→ What needs to be done: How many lines of the records hold the string "rodent"? Reply with the number alone.

[Dataset listings of figures]
________________
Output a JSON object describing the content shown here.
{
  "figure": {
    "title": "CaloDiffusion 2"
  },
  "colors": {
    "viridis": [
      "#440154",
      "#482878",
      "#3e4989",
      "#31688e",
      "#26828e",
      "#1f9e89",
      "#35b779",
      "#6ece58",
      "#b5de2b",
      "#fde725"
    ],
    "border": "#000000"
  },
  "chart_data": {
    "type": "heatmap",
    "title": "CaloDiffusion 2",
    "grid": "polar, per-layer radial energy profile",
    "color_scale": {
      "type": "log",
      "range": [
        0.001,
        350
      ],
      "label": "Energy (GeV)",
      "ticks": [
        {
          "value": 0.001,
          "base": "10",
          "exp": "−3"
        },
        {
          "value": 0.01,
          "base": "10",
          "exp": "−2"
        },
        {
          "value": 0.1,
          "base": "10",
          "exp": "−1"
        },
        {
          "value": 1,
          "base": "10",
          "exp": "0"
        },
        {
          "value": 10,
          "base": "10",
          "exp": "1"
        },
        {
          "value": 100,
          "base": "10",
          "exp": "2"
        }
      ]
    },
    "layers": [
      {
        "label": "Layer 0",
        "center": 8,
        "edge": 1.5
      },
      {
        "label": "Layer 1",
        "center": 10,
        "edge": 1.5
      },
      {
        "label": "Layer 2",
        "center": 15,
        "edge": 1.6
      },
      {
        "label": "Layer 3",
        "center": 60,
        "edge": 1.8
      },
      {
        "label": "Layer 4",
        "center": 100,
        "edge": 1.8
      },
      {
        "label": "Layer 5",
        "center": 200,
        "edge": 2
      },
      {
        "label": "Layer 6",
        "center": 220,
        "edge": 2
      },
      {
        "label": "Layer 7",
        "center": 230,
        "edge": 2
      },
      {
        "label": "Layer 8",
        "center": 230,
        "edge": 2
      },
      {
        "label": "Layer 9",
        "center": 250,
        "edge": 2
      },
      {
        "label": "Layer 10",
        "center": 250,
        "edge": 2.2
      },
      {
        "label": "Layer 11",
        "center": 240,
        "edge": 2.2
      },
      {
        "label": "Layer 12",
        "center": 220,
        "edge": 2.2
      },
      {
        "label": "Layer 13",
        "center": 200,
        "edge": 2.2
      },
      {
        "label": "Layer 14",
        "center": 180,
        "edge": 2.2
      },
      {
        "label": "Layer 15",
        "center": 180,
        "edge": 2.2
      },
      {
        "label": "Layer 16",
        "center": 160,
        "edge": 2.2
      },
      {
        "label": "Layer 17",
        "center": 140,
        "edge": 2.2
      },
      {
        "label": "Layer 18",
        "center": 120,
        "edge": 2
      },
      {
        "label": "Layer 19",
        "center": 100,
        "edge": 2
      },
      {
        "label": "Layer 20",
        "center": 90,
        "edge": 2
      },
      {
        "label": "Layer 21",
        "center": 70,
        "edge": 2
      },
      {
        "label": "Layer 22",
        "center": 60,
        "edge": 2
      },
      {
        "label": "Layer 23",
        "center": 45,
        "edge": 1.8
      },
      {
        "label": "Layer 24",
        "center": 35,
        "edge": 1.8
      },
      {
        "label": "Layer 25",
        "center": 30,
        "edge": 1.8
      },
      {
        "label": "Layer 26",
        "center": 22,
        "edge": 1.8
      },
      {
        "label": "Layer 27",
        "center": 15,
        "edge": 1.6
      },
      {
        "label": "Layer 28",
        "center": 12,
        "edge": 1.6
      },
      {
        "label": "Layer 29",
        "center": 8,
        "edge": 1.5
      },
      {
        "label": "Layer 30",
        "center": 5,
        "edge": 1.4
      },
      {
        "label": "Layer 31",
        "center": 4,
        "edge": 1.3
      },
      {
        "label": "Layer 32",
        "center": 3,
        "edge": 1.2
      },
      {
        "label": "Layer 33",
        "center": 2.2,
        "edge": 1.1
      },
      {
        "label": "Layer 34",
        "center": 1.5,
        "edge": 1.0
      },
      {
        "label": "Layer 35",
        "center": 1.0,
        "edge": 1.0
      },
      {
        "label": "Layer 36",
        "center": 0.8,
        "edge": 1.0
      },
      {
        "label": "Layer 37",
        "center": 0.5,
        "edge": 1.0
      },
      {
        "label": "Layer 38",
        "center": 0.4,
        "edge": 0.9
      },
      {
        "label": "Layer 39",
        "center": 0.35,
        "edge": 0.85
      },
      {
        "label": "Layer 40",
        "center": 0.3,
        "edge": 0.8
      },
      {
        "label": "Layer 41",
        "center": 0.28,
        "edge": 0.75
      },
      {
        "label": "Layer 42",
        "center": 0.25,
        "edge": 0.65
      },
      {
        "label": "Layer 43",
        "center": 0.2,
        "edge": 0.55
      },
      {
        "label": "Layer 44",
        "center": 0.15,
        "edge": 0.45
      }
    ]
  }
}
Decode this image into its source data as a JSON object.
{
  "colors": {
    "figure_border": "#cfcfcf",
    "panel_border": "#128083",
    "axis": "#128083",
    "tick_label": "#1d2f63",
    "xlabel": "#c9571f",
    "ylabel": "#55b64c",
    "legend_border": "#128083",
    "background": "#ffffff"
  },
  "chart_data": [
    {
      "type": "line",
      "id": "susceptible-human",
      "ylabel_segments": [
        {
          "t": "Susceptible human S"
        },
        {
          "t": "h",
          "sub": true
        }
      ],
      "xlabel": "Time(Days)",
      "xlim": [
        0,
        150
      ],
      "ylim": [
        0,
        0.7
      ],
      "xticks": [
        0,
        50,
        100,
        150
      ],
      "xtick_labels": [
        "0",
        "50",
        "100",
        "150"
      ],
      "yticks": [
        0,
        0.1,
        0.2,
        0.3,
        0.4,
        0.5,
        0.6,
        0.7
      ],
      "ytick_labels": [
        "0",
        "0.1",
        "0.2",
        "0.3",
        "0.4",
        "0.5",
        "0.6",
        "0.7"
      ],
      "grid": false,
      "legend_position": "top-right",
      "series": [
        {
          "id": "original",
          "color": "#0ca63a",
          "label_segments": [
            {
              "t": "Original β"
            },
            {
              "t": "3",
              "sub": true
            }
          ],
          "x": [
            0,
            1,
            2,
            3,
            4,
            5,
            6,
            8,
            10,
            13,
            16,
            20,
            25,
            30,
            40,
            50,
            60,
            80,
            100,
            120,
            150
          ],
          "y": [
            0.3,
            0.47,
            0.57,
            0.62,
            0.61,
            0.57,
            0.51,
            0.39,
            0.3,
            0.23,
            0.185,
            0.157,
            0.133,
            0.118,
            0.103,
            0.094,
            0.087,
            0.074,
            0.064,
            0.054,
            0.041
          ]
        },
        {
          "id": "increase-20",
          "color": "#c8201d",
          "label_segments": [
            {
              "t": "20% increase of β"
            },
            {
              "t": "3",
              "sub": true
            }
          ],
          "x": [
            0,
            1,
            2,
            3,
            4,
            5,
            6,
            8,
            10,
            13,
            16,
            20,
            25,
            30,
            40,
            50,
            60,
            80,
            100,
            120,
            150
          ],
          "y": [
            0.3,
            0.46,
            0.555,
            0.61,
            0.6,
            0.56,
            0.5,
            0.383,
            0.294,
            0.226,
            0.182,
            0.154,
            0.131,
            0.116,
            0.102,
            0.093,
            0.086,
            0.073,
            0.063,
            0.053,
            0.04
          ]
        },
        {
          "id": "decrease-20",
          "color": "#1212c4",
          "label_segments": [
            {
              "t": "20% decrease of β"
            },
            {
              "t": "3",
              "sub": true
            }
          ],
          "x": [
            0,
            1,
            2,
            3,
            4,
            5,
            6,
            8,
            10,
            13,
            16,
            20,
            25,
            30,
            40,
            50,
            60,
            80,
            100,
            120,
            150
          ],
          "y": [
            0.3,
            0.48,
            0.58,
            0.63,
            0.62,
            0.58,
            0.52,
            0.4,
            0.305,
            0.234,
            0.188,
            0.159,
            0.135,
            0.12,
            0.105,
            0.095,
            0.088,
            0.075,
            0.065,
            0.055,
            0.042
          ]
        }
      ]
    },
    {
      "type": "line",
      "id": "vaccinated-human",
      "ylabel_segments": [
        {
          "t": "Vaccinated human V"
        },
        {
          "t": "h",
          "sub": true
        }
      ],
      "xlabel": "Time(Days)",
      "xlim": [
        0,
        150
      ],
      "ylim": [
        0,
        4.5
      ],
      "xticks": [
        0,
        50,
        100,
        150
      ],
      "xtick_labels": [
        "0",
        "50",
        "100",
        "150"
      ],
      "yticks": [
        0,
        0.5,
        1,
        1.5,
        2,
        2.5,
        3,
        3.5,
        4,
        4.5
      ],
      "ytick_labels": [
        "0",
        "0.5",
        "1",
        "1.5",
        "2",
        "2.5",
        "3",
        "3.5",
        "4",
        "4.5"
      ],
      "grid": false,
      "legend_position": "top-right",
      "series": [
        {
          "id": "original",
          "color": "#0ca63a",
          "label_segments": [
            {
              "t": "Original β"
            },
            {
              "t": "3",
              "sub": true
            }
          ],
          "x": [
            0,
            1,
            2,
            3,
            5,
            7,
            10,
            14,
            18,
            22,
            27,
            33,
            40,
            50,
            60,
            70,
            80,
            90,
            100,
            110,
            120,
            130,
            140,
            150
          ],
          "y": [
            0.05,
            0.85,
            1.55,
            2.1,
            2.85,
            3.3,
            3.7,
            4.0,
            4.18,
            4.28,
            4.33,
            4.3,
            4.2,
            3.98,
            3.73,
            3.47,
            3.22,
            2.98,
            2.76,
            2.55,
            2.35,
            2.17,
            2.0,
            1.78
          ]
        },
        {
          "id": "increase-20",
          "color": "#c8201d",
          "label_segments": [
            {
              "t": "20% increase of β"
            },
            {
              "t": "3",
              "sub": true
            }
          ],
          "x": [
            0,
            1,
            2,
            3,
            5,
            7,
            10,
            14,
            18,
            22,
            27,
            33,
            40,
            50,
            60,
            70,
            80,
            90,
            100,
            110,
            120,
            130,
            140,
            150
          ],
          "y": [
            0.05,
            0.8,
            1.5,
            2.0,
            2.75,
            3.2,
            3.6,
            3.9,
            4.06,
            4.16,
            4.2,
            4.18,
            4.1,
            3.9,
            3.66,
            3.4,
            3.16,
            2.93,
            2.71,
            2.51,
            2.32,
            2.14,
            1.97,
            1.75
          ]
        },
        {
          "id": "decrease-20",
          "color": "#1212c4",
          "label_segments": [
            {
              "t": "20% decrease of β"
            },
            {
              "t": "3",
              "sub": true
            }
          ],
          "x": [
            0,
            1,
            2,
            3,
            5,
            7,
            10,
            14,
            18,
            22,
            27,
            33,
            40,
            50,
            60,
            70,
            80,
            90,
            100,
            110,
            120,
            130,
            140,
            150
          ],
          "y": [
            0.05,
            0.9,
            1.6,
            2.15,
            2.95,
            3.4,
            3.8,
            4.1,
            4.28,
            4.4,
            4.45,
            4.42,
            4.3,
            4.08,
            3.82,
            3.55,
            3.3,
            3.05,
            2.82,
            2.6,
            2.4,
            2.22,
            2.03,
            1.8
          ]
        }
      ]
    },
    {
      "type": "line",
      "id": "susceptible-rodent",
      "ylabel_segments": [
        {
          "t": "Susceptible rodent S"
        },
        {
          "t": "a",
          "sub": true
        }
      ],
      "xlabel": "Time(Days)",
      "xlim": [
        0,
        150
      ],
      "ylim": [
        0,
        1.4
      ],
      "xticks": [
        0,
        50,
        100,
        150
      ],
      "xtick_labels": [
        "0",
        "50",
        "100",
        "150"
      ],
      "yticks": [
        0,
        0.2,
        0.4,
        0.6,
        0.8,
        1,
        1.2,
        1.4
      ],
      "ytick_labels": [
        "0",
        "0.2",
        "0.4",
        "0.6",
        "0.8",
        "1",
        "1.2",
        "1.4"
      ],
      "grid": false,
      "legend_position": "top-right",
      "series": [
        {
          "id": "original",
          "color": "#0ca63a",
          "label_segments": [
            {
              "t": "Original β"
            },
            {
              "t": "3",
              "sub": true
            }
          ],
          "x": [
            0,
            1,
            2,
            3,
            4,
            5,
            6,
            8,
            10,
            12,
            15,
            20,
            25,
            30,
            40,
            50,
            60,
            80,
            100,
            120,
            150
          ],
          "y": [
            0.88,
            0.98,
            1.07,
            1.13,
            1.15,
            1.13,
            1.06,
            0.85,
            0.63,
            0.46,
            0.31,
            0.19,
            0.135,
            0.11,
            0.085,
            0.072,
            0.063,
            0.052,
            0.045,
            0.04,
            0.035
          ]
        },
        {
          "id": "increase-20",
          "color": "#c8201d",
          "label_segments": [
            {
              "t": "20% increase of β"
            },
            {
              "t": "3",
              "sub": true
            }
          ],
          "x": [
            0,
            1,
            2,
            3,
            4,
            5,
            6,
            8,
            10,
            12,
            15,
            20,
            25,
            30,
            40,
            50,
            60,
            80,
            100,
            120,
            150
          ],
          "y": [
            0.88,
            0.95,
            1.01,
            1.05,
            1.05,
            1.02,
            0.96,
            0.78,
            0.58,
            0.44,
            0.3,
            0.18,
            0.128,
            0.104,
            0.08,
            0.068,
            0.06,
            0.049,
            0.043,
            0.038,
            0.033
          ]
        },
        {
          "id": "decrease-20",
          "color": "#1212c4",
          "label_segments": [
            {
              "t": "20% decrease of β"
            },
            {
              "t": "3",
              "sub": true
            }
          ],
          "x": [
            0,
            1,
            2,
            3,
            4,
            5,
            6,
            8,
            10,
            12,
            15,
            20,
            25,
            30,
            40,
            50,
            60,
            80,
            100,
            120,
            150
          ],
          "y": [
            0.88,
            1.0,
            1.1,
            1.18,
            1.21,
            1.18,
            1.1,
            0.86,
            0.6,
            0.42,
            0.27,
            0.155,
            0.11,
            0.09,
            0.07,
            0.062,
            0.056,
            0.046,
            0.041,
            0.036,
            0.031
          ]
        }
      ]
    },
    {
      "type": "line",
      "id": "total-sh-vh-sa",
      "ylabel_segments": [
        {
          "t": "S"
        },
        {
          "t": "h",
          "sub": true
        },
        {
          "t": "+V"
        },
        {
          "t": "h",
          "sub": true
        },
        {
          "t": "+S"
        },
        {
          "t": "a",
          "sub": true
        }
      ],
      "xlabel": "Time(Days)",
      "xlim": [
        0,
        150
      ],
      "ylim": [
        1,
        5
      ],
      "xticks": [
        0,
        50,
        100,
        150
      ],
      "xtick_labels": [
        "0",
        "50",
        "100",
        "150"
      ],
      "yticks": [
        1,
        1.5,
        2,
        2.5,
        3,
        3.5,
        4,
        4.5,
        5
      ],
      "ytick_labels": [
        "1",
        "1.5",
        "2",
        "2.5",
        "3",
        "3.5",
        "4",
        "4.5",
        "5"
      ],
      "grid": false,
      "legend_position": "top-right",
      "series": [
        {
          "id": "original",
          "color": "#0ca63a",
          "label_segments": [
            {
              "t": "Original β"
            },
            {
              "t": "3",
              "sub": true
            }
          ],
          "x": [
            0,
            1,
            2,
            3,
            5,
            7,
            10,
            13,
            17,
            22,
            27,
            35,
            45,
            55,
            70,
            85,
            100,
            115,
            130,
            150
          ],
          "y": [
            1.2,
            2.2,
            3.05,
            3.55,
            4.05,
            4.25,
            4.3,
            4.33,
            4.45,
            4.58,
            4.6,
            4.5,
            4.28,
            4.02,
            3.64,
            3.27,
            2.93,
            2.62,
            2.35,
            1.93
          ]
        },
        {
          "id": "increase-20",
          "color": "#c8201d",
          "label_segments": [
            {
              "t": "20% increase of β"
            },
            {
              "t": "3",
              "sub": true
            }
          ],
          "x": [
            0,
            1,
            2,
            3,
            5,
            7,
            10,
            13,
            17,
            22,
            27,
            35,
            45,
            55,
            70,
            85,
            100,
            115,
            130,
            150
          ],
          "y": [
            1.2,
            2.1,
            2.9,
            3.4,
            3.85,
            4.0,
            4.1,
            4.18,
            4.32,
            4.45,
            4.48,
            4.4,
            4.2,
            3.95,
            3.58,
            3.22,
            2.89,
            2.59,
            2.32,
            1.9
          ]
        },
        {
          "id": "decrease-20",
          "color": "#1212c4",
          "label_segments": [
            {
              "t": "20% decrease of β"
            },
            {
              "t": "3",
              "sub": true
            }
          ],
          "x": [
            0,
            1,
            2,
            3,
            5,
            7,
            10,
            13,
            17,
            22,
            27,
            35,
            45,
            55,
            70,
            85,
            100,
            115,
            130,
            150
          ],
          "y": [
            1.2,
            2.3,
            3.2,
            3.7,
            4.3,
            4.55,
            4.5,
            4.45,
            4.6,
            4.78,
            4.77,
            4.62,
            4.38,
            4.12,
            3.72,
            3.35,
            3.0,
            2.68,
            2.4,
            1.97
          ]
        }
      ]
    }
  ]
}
________________
→ Worked answer: 2